RAW RECORDS -
** Begin **
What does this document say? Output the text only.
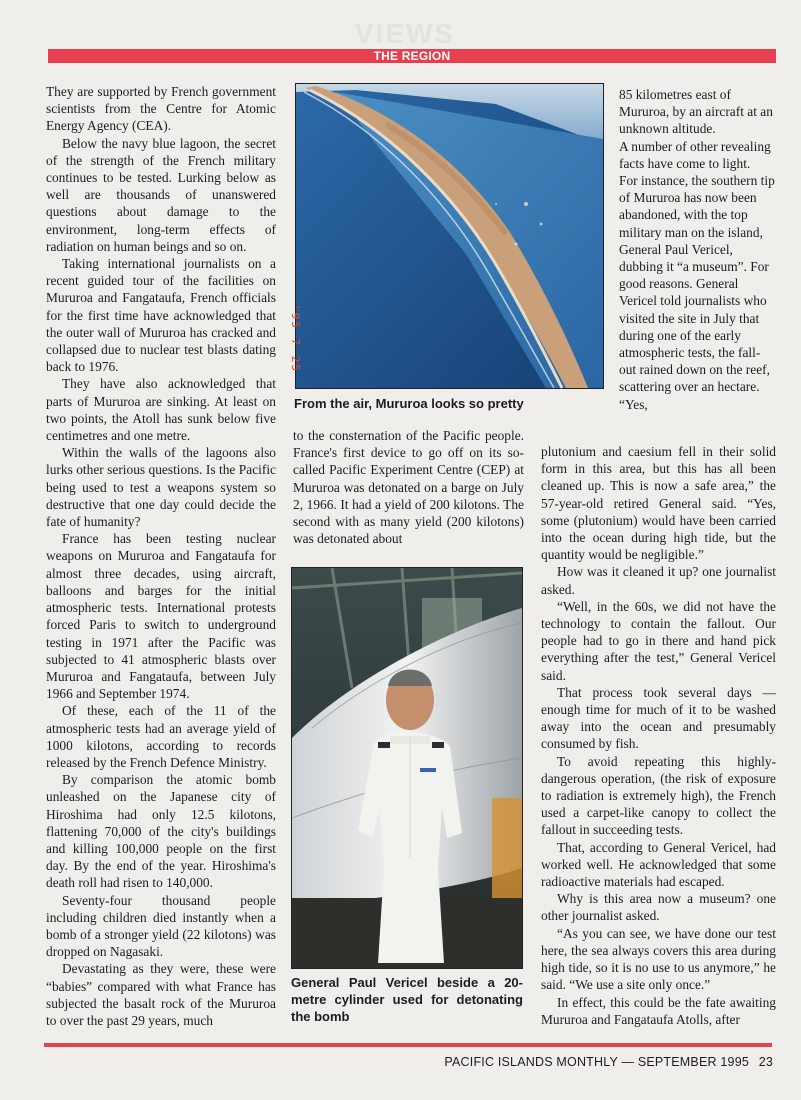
VIEWS
THE REGION

They are supported by French government scientists from the Centre for Atomic Energy Agency (CEA).

Below the navy blue lagoon, the secret of the strength of the French military continues to be tested. Lurking below as well are thousands of unanswered questions about damage to the environment, long-term effects of radiation on human beings and so on.

Taking international journalists on a recent guided tour of the facilities on Mururoa and Fangataufa, French officials for the first time have acknowledged that the outer wall of Mururoa has cracked and collapsed due to nuclear test blasts dating back to 1976.

They have also acknowledged that parts of Mururoa are sinking. At least on two points, the Atoll has sunk below five centimetres and one metre.

Within the walls of the lagoons also lurks other serious questions. Is the Pacific being used to test a weapons system so destructive that one day could decide the fate of humanity?

France has been testing nuclear weapons on Mururoa and Fangataufa for almost three decades, using aircraft, balloons and barges for the initial atmospheric tests. International protests forced Paris to switch to underground testing in 1971 after the Pacific was subjected to 41 atmospheric blasts over Mururoa and Fangataufa, between July 1966 and September 1974.

Of these, each of the 11 of the atmospheric tests had an average yield of 1000 kilotons, according to records released by the French Defence Ministry.

By comparison the atomic bomb unleashed on the Japanese city of Hiroshima had only 12.5 kilotons, flattening 70,000 of the city's buildings and killing 100,000 people on the first day. By the end of the year. Hiroshima's death roll had risen to 140,000.

Seventy-four thousand people including children died instantly when a bomb of a stronger yield (22 kilotons) was dropped on Nagasaki.

Devastating as they were, these were “babies” compared with what France has subjected the basalt rock of the Mururoa to over the past 29 years, much

'95 7 25
From the air, Mururoa looks so pretty

to the consternation of the Pacific people. France's first device to go off on its so-called Pacific Experiment Centre (CEP) at Mururoa was detonated on a barge on July 2, 1966. It had a yield of 200 kilotons. The second with as many yield (200 kilotons) was detonated about

General Paul Vericel beside a 20-metre cylinder used for detonating the bomb

85 kilometres east of Mururoa, by an aircraft at an unknown altitude.

A number of other revealing facts have come to light.

For instance, the southern tip of Mururoa has now been abandoned, with the top military man on the island, General Paul Vericel, dubbing it “a museum”. For good reasons. General Vericel told journalists who visited the site in July that during one of the early atmospheric tests, the fall-out rained down on the reef, scattering over an hectare. “Yes,

plutonium and caesium fell in their solid form in this area, but this has all been cleaned up. This is now a safe area,” the 57-year-old retired General said. “Yes, some (plutonium) would have been carried into the ocean during high tide, but the quantity would be negligible.”

How was it cleaned it up? one journalist asked.

“Well, in the 60s, we did not have the technology to contain the fallout. Our people had to go in there and hand pick everything after the test,” General Vericel said.

That process took several days — enough time for much of it to be washed away into the ocean and presumably consumed by fish.

To avoid repeating this highly-dangerous operation, (the risk of exposure to radiation is extremely high), the French used a carpet-like canopy to collect the fallout in succeeding tests.

That, according to General Vericel, had worked well. He acknowledged that some radioactive materials had escaped.

Why is this area now a museum? one other journalist asked.

“As you can see, we have done our test here, the sea always covers this area during high tide, so it is no use to us anymore,” he said. “We use a site only once.”

In effect, this could be the fate awaiting Mururoa and Fangataufa Atolls, after

PACIFIC ISLANDS MONTHLY — SEPTEMBER 1995 23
** End **
REQUIRED WORK - Copy each line holding the word "according" from the listing above.

OUTPUT OF THE TASK -
Of these, each of the 11 of the atmospheric tests had an average yield of 1000 kilotons, according to records released by the French Defence Ministry.
That, according to General Vericel, had worked well. He acknowledged that some radioactive materials had escaped.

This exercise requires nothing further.